Only the number is wanted: count the lines that include the word "vero".

Extracted records
◇ ◇ ◇ ◇ ◇

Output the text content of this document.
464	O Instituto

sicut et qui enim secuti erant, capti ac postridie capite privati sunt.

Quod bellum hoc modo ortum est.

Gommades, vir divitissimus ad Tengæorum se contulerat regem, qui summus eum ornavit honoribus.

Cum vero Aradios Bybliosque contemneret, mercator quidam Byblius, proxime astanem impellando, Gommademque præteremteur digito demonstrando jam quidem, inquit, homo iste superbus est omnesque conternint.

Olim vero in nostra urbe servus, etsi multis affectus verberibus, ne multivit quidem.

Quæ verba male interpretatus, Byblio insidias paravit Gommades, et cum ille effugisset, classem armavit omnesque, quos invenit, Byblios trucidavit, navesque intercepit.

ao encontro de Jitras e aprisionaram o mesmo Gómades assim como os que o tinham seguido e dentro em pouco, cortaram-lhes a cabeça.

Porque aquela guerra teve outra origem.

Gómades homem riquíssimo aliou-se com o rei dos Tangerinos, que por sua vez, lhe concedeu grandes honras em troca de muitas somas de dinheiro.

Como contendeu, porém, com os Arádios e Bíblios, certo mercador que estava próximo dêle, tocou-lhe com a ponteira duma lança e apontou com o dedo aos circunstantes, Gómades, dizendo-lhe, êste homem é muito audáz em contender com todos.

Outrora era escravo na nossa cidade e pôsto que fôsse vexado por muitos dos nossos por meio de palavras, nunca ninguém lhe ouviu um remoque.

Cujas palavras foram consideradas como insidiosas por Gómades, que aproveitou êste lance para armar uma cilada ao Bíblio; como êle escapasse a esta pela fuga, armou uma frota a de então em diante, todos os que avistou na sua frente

◇ ◇ ◇ ◇ ◇

▶ _Task output_
2